(Data listing)
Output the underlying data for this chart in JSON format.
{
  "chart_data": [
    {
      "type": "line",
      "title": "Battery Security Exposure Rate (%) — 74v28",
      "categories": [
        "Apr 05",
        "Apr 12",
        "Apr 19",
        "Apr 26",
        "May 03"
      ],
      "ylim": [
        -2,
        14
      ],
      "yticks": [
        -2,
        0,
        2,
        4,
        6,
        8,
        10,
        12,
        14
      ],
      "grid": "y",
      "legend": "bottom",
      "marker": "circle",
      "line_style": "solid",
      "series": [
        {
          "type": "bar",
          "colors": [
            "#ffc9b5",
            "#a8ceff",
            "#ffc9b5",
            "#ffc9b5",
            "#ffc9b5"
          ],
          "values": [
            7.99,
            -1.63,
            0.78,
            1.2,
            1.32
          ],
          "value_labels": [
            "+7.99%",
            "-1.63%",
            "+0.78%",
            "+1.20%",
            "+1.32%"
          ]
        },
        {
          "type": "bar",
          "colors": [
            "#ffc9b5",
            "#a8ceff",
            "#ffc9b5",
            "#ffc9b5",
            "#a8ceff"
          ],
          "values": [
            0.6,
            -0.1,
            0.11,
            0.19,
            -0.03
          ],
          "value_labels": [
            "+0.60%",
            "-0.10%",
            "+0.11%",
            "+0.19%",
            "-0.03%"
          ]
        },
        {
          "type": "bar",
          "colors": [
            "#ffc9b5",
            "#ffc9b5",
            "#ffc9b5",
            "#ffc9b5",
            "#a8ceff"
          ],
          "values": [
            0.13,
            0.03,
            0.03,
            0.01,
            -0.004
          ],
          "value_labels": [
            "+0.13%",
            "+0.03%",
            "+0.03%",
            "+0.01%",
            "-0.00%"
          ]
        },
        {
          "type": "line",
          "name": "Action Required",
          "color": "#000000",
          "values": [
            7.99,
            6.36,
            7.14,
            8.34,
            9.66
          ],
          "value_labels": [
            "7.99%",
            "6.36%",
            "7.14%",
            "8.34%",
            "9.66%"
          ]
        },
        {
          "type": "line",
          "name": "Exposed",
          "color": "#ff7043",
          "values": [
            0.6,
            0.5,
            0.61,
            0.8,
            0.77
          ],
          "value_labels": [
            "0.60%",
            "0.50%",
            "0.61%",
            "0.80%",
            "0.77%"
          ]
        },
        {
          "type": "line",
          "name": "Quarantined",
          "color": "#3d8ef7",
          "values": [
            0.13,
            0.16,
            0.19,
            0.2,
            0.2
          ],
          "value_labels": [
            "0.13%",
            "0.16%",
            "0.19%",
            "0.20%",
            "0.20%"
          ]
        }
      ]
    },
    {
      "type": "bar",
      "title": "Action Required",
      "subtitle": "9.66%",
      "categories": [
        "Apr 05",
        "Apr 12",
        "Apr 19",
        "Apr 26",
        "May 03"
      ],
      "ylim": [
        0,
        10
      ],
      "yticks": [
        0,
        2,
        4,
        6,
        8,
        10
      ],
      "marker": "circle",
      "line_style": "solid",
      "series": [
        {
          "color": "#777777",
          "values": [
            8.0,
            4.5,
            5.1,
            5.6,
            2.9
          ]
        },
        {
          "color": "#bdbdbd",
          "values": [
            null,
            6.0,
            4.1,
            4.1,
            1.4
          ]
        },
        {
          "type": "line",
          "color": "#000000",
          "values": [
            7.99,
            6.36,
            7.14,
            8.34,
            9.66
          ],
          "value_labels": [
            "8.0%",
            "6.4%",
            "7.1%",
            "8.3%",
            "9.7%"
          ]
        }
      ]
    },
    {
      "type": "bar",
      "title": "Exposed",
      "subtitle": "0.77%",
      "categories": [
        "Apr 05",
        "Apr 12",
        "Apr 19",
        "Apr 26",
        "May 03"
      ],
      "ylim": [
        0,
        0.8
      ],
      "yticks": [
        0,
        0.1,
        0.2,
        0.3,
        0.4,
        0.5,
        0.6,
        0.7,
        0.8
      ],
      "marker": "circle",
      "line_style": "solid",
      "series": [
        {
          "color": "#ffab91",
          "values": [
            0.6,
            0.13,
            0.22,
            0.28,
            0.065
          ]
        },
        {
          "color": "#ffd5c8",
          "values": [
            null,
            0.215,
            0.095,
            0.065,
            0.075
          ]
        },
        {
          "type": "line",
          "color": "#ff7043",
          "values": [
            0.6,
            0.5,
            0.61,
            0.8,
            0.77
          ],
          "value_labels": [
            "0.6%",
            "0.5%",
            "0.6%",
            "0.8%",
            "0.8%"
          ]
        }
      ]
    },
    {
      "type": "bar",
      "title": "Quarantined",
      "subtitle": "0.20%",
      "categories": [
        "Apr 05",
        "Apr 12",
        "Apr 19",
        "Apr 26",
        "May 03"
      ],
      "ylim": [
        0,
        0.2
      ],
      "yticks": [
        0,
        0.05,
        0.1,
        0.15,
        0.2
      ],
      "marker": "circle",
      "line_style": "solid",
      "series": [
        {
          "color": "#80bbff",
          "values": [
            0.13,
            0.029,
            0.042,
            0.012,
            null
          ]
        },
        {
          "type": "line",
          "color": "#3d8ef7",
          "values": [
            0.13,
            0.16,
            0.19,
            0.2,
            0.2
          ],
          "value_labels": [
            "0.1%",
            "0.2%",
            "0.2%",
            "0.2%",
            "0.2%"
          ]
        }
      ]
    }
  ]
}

> [Direction]: Reproduce all of the records exactly.

> [Completed exercise]:
Output the underlying data for this chart in JSON format.
{
  "chart_data": [
    {
      "type": "line",
      "title": "Battery Security Exposure Rate (%) — 74v28",
      "categories": [
        "Apr 05",
        "Apr 12",
        "Apr 19",
        "Apr 26",
        "May 03"
      ],
      "ylim": [
        -2,
        14
      ],
      "yticks": [
        -2,
        0,
        2,
        4,
        6,
        8,
        10,
        12,
        14
      ],
      "grid": "y",
      "legend": "bottom",
      "marker": "circle",
      "line_style": "solid",
      "series": [
        {
          "type": "bar",
          "colors": [
            "#ffc9b5",
            "#a8ceff",
            "#ffc9b5",
            "#ffc9b5",
            "#ffc9b5"
          ],
          "values": [
            7.99,
            -1.63,
            0.78,
            1.2,
            1.32
          ],
          "value_labels": [
            "+7.99%",
            "-1.63%",
            "+0.78%",
            "+1.20%",
            "+1.32%"
          ]
        },
        {
          "type": "bar",
          "colors": [
            "#ffc9b5",
            "#a8ceff",
            "#ffc9b5",
            "#ffc9b5",
            "#a8ceff"
          ],
          "values": [
            0.6,
            -0.1,
            0.11,
            0.19,
            -0.03
          ],
          "value_labels": [
            "+0.60%",
            "-0.10%",
            "+0.11%",
            "+0.19%",
            "-0.03%"
          ]
        },
        {
          "type": "bar",
          "colors": [
            "#ffc9b5",
            "#ffc9b5",
            "#ffc9b5",
            "#ffc9b5",
            "#a8ceff"
          ],
          "values": [
            0.13,
            0.03,
            0.03,
            0.01,
            -0.004
          ],
          "value_labels": [
            "+0.13%",
            "+0.03%",
            "+0.03%",
            "+0.01%",
            "-0.00%"
          ]
        },
        {
          "type": "line",
          "name": "Action Required",
          "color": "#000000",
          "values": [
            7.99,
            6.36,
            7.14,
            8.34,
            9.66
          ],
          "value_labels": [
            "7.99%",
            "6.36%",
            "7.14%",
            "8.34%",
            "9.66%"
          ]
        },
        {
          "type": "line",
          "name": "Exposed",
          "color": "#ff7043",
          "values": [
            0.6,
            0.5,
            0.61,
            0.8,
            0.77
          ],
          "value_labels": [
            "0.60%",
            "0.50%",
            "0.61%",
            "0.80%",
            "0.77%"
          ]
        },
        {
          "type": "line",
          "name": "Quarantined",
          "color": "#3d8ef7",
          "values": [
            0.13,
            0.16,
            0.19,
            0.2,
            0.2
          ],
          "value_labels": [
            "0.13%",
            "0.16%",
            "0.19%",
            "0.20%",
            "0.20%"
          ]
        }
      ]
    },
    {
      "type": "bar",
      "title": "Action Required",
      "subtitle": "9.66%",
      "categories": [
        "Apr 05",
        "Apr 12",
        "Apr 19",
        "Apr 26",
        "May 03"
      ],
      "ylim": [
        0,
        10
      ],
      "yticks": [
        0,
        2,
        4,
        6,
        8,
        10
      ],
      "marker": "circle",
      "line_style": "solid",
      "series": [
        {
          "color": "#777777",
          "values": [
            8.0,
            4.5,
            5.1,
            5.6,
            2.9
          ]
        },
        {
          "color": "#bdbdbd",
          "values": [
            null,
            6.0,
            4.1,
            4.1,
            1.4
          ]
        },
        {
          "type": "line",
          "color": "#000000",
          "values": [
            7.99,
            6.36,
            7.14,
            8.34,
            9.66
          ],
          "value_labels": [
            "8.0%",
            "6.4%",
            "7.1%",
            "8.3%",
            "9.7%"
          ]
        }
      ]
    },
    {
      "type": "bar",
      "title": "Exposed",
      "subtitle": "0.77%",
      "categories": [
        "Apr 05",
        "Apr 12",
        "Apr 19",
        "Apr 26",
        "May 03"
      ],
      "ylim": [
        0,
        0.8
      ],
      "yticks": [
        0,
        0.1,
        0.2,
        0.3,
        0.4,
        0.5,
        0.6,
        0.7,
        0.8
      ],
      "marker": "circle",
      "line_style": "solid",
      "series": [
        {
          "color": "#ffab91",
          "values": [
            0.6,
            0.13,
            0.22,
            0.28,
            0.065
          ]
        },
        {
          "color": "#ffd5c8",
          "values": [
            null,
            0.215,
            0.095,
            0.065,
            0.075
          ]
        },
        {
          "type": "line",
          "color": "#ff7043",
          "values": [
            0.6,
            0.5,
            0.61,
            0.8,
            0.77
          ],
          "value_labels": [
            "0.6%",
            "0.5%",
            "0.6%",
            "0.8%",
            "0.8%"
          ]
        }
      ]
    },
    {
      "type": "bar",
      "title": "Quarantined",
      "subtitle": "0.20%",
      "categories": [
        "Apr 05",
        "Apr 12",
        "Apr 19",
        "Apr 26",
        "May 03"
      ],
      "ylim": [
        0,
        0.2
      ],
      "yticks": [
        0,
        0.05,
        0.1,
        0.15,
        0.2
      ],
      "marker": "circle",
      "line_style": "solid",
      "series": [
        {
          "color": "#80bbff",
          "values": [
            0.13,
            0.029,
            0.042,
            0.012,
            null
          ]
        },
        {
          "type": "line",
          "color": "#3d8ef7",
          "values": [
            0.13,
            0.16,
            0.19,
            0.2,
            0.2
          ],
          "value_labels": [
            "0.1%",
            "0.2%",
            "0.2%",
            "0.2%",
            "0.2%"
          ]
        }
      ]
    }
  ]
}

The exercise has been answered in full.